◆ **PROMPT**:
Find the string "path" in the entries and copy each line that has it.

◆ **Stored records**:

####################

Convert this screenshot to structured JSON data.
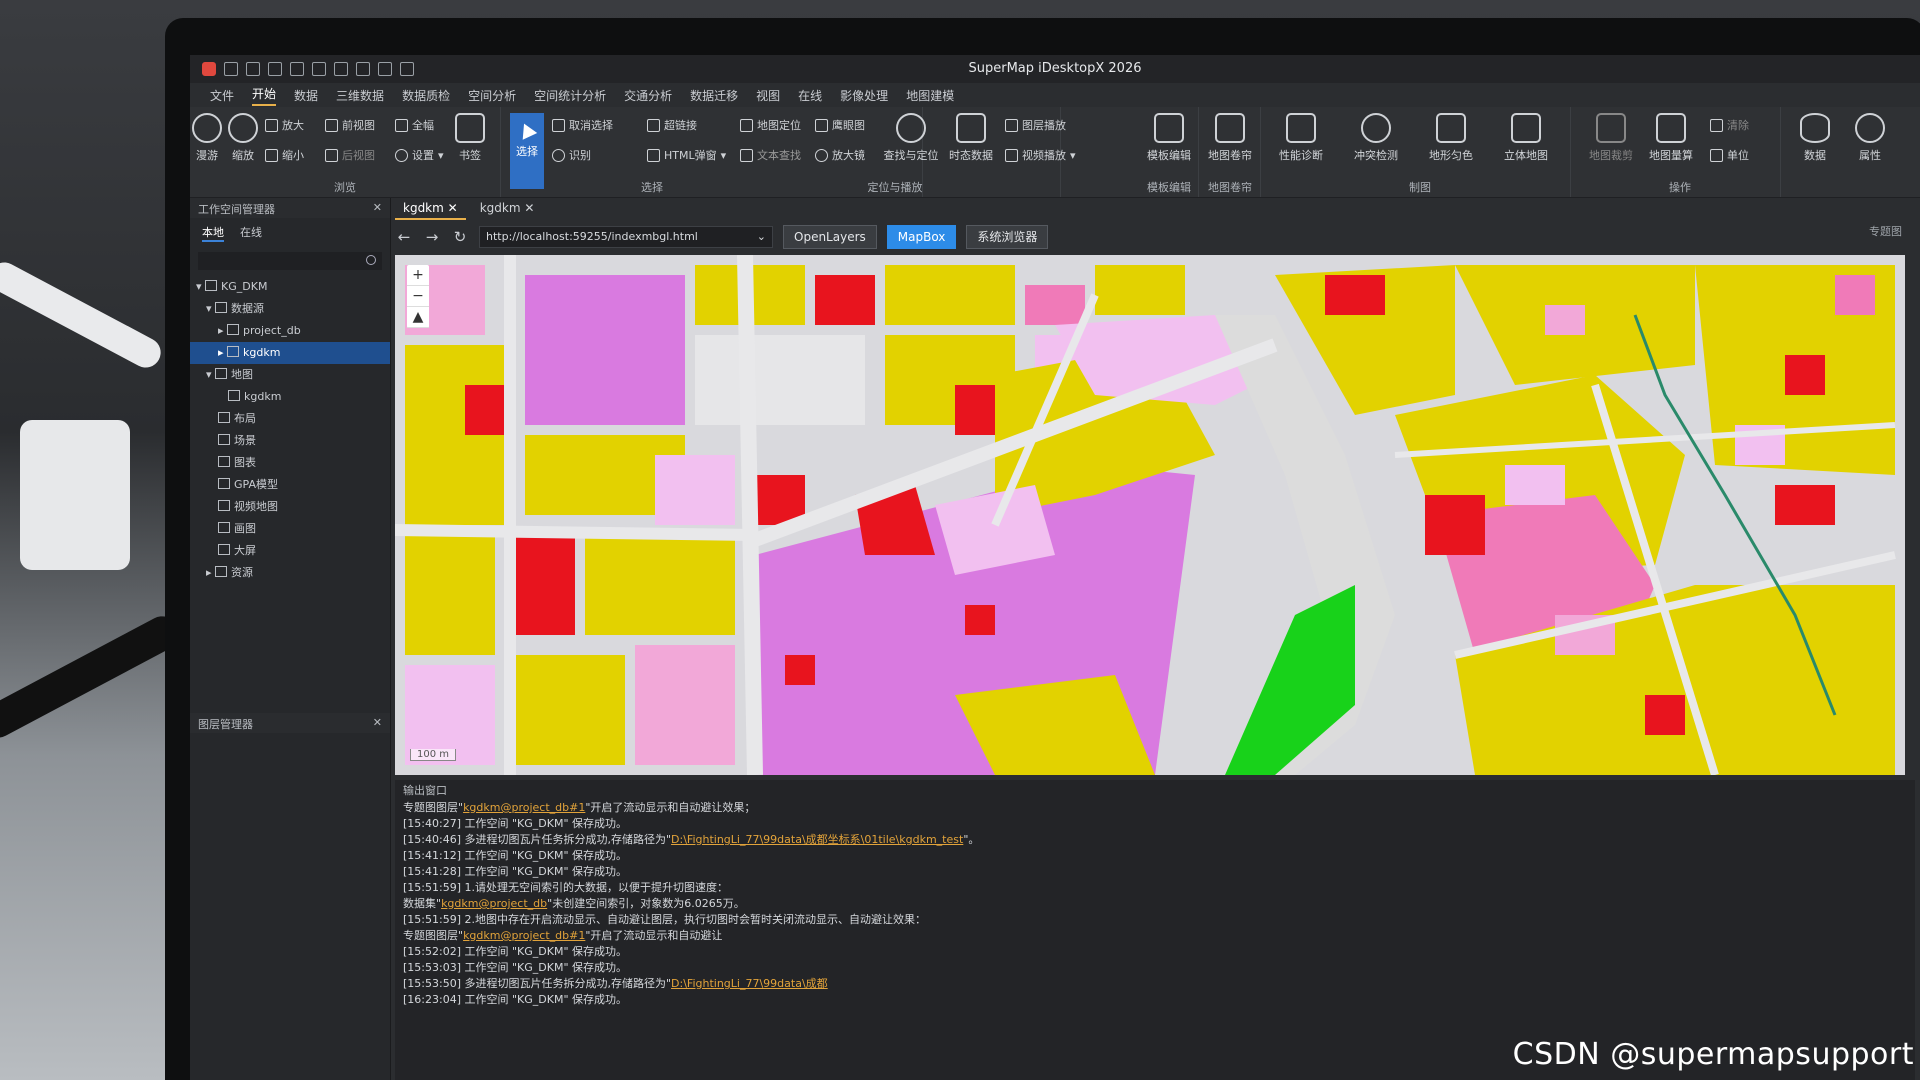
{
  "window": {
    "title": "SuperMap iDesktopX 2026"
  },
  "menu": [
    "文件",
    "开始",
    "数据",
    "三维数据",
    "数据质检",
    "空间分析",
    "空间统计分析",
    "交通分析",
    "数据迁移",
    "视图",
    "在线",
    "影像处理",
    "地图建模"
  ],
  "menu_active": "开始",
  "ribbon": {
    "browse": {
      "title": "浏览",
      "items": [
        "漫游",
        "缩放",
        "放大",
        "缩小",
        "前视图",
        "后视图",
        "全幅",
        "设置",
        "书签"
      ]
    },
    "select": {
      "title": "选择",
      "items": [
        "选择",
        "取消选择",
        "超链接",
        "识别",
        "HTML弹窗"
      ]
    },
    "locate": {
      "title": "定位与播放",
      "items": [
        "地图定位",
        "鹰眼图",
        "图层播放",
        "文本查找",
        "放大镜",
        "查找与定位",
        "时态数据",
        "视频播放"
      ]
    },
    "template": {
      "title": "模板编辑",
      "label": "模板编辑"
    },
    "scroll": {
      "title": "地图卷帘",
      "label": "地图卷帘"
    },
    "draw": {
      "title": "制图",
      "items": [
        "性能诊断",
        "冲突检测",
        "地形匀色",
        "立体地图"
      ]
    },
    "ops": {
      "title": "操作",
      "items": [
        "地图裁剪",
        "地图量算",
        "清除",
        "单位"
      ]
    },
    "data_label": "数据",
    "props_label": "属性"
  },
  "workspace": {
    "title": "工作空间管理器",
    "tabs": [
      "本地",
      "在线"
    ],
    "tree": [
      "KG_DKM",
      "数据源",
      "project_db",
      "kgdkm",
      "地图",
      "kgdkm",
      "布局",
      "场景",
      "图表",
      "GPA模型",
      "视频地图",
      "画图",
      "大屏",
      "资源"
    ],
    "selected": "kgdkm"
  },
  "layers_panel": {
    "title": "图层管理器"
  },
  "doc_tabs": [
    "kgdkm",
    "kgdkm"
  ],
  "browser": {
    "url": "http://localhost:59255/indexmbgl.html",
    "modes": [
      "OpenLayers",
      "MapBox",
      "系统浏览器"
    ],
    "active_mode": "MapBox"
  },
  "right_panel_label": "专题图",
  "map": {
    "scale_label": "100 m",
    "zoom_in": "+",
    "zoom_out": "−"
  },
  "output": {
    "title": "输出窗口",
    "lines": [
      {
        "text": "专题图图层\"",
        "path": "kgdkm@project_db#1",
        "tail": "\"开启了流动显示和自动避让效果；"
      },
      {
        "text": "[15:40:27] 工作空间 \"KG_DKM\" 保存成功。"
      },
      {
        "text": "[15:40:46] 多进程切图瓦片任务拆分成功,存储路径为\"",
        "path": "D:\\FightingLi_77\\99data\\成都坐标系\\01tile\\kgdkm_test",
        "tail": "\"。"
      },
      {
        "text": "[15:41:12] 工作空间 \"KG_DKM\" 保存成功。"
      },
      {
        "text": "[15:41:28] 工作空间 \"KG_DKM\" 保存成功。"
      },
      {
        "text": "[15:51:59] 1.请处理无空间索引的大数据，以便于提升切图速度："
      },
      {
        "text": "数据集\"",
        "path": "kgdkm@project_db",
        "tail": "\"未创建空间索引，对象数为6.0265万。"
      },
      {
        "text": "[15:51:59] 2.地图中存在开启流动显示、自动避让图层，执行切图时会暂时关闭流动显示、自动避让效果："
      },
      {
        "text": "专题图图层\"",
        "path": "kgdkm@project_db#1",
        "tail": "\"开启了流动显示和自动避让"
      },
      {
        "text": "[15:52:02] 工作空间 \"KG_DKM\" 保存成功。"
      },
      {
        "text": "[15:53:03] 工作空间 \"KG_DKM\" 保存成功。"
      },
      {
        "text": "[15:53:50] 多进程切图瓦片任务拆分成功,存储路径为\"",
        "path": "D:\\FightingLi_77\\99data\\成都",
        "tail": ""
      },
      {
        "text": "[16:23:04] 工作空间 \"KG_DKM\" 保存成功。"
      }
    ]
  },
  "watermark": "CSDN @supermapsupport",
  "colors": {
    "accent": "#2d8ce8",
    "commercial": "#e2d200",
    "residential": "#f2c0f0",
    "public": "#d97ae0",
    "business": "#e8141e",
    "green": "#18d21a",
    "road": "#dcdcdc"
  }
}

####################

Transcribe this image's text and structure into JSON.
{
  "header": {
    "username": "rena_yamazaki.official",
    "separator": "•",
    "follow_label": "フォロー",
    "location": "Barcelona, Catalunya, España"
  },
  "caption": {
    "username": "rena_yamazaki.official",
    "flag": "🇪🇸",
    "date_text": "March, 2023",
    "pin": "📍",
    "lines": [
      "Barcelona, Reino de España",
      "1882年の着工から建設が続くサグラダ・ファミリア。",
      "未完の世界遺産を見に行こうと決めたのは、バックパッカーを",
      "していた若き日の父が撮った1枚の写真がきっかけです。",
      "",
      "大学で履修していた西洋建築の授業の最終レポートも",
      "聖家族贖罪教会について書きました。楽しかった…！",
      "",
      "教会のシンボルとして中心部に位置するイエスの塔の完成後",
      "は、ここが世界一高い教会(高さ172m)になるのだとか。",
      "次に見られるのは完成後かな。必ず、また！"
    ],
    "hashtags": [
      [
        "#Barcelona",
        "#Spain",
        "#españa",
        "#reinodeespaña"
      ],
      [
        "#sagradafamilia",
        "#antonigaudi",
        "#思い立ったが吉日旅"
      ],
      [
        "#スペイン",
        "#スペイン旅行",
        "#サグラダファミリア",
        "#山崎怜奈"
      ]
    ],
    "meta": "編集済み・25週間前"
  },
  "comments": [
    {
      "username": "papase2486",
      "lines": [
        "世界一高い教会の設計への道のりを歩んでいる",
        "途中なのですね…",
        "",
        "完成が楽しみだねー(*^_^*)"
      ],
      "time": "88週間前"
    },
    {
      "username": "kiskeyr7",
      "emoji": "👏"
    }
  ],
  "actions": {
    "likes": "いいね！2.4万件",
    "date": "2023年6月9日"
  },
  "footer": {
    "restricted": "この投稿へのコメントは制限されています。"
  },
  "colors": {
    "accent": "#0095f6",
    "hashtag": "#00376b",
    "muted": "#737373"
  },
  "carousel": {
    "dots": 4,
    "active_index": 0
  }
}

####################

◆ **SOLUTION TO THIS EXERCISE**:
        "path": "kgdkm@project_db#1",
        "path": "D:\\FightingLi_77\\99data\\成都坐标系\\01tile\\kgdkm_test",
        "path": "kgdkm@project_db",
        "path": "kgdkm@project_db#1",
        "path": "D:\\FightingLi_77\\99data\\成都",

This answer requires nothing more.